* [Exercise goal]
Rewrite these records with every "param-key" swapped for "param-label", changing nothing else and omitting the picture.

** BEGIN The input **

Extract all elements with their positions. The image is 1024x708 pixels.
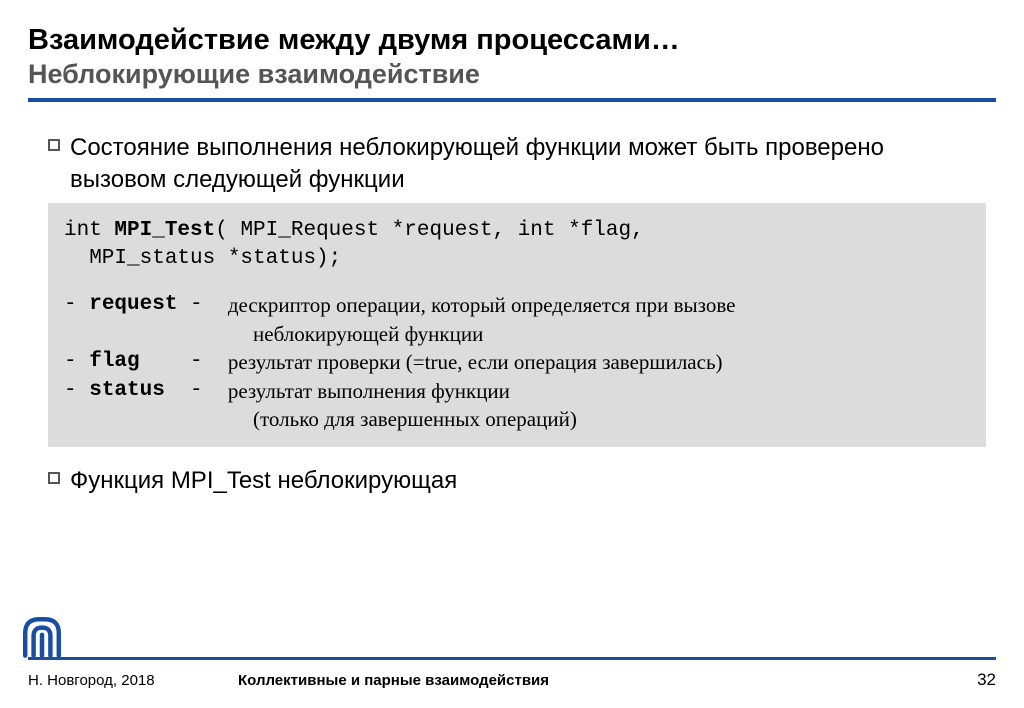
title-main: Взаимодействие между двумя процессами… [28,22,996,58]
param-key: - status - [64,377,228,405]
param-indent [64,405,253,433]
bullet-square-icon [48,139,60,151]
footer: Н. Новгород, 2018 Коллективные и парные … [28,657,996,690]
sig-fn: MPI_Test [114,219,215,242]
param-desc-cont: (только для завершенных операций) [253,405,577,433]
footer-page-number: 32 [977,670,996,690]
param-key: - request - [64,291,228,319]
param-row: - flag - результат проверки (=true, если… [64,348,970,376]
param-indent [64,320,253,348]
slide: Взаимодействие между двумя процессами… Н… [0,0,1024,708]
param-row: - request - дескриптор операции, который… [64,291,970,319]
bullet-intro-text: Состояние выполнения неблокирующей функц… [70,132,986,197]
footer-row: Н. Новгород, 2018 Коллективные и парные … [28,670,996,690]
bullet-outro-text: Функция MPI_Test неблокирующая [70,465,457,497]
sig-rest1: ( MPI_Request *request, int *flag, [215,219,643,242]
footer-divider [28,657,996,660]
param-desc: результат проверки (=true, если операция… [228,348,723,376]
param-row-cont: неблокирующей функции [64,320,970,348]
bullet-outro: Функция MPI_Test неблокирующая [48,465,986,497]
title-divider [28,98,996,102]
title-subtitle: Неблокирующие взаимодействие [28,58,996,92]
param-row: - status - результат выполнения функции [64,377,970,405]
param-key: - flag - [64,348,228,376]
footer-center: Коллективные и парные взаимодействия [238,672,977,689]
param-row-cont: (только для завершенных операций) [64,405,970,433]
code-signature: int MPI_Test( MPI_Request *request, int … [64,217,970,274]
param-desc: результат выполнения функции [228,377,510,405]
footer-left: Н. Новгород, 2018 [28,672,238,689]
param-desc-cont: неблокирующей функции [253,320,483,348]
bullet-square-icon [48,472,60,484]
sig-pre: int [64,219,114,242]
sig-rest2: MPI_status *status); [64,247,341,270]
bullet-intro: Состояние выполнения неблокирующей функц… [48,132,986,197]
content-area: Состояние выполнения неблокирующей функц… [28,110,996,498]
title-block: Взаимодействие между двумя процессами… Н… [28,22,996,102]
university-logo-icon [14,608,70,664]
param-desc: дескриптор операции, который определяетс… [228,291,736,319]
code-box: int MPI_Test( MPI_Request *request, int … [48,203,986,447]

** END The input **

* [Exercise solution]
Extract all elements with their positions. The image is 1024x708 pixels.
title-main: Взаимодействие между двумя процессами… [28,22,996,58]
param-label: - status - [64,377,228,405]
param-indent [64,405,253,433]
bullet-square-icon [48,139,60,151]
footer: Н. Новгород, 2018 Коллективные и парные … [28,657,996,690]
sig-fn: MPI_Test [114,219,215,242]
param-desc-cont: (только для завершенных операций) [253,405,577,433]
footer-page-number: 32 [977,670,996,690]
param-label: - request - [64,291,228,319]
param-row: - flag - результат проверки (=true, если… [64,348,970,376]
param-indent [64,320,253,348]
slide: Взаимодействие между двумя процессами… Н… [0,0,1024,708]
param-row: - request - дескриптор операции, который… [64,291,970,319]
bullet-intro-text: Состояние выполнения неблокирующей функц… [70,132,986,197]
footer-row: Н. Новгород, 2018 Коллективные и парные … [28,670,996,690]
bullet-outro-text: Функция MPI_Test неблокирующая [70,465,457,497]
sig-rest1: ( MPI_Request *request, int *flag, [215,219,643,242]
footer-divider [28,657,996,660]
param-desc: результат проверки (=true, если операция… [228,348,723,376]
param-row-cont: неблокирующей функции [64,320,970,348]
bullet-outro: Функция MPI_Test неблокирующая [48,465,986,497]
title-divider [28,98,996,102]
title-subtitle: Неблокирующие взаимодействие [28,58,996,92]
param-row: - status - результат выполнения функции [64,377,970,405]
param-label: - flag - [64,348,228,376]
footer-center: Коллективные и парные взаимодействия [238,672,977,689]
param-row-cont: (только для завершенных операций) [64,405,970,433]
code-signature: int MPI_Test( MPI_Request *request, int … [64,217,970,274]
param-desc: результат выполнения функции [228,377,510,405]
footer-left: Н. Новгород, 2018 [28,672,238,689]
param-desc-cont: неблокирующей функции [253,320,483,348]
bullet-square-icon [48,472,60,484]
sig-pre: int [64,219,114,242]
sig-rest2: MPI_status *status); [64,247,341,270]
bullet-intro: Состояние выполнения неблокирующей функц… [48,132,986,197]
content-area: Состояние выполнения неблокирующей функц… [28,110,996,498]
title-block: Взаимодействие между двумя процессами… Н… [28,22,996,102]
university-logo-icon [14,608,70,664]
param-desc: дескриптор операции, который определяетс… [228,291,736,319]
code-box: int MPI_Test( MPI_Request *request, int … [48,203,986,447]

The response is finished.